* _Listed records_:
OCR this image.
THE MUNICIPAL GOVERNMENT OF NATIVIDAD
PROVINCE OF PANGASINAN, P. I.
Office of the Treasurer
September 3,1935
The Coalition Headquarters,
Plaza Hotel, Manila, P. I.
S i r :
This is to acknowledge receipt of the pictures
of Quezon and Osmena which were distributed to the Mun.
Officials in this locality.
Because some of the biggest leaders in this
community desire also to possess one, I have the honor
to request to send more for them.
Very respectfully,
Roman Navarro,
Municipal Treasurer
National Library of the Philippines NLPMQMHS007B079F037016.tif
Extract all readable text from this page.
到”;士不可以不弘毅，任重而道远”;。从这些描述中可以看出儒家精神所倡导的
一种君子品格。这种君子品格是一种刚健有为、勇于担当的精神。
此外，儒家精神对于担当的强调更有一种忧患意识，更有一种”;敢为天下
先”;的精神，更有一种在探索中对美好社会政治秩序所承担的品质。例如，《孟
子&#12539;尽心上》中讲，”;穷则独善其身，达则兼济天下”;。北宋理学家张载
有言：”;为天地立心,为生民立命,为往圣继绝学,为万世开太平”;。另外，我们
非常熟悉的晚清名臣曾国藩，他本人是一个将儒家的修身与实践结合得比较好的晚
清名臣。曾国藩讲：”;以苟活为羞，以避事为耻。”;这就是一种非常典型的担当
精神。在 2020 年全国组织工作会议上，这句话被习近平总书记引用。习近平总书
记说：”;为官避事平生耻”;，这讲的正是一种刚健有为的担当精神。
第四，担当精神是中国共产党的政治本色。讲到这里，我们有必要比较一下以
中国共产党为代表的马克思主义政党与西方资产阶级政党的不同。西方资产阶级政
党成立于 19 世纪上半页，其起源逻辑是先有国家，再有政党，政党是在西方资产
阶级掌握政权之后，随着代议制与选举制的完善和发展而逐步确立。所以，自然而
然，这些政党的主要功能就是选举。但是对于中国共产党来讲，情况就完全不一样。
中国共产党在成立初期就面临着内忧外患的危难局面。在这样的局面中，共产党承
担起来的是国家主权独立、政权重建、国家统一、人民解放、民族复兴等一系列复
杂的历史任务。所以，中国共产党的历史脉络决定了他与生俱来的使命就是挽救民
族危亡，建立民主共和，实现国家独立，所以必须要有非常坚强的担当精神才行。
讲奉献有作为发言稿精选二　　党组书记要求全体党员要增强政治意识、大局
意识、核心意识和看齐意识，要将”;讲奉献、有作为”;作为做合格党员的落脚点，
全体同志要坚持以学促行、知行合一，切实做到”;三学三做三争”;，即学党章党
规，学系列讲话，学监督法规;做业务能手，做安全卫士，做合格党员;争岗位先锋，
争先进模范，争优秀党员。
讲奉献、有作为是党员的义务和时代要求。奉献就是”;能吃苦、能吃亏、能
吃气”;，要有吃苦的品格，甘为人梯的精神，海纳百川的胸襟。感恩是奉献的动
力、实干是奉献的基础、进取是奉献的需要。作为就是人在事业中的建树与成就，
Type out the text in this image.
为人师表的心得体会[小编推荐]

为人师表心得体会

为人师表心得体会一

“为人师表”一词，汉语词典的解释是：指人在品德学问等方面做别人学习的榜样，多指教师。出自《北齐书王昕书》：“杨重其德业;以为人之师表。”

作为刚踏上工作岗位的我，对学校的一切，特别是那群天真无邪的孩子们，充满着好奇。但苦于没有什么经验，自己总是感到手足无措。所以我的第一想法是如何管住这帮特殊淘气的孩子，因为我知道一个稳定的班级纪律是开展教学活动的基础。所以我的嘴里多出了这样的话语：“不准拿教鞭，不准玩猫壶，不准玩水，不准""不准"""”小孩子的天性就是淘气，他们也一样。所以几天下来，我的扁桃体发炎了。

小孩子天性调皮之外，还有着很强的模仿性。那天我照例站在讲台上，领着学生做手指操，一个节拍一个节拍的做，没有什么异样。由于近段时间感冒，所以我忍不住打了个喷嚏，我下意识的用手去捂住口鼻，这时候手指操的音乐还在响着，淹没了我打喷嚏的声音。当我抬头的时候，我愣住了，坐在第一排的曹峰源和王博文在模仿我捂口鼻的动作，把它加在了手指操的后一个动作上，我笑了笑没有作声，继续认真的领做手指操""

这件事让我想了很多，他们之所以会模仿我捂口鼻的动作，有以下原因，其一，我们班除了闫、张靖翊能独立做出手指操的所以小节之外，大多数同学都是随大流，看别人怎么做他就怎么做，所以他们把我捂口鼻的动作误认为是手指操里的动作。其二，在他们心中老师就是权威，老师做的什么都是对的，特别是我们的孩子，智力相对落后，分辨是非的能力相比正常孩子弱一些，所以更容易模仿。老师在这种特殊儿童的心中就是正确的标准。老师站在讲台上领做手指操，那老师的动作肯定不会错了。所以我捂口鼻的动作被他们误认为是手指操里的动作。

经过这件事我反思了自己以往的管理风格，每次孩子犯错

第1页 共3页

* _Directions for this task_:
Pick out every line of the listing containing the word "text", and show those lines.

* _Completed exercise_:
Extract all readable text from this page.
Type out the text in this image.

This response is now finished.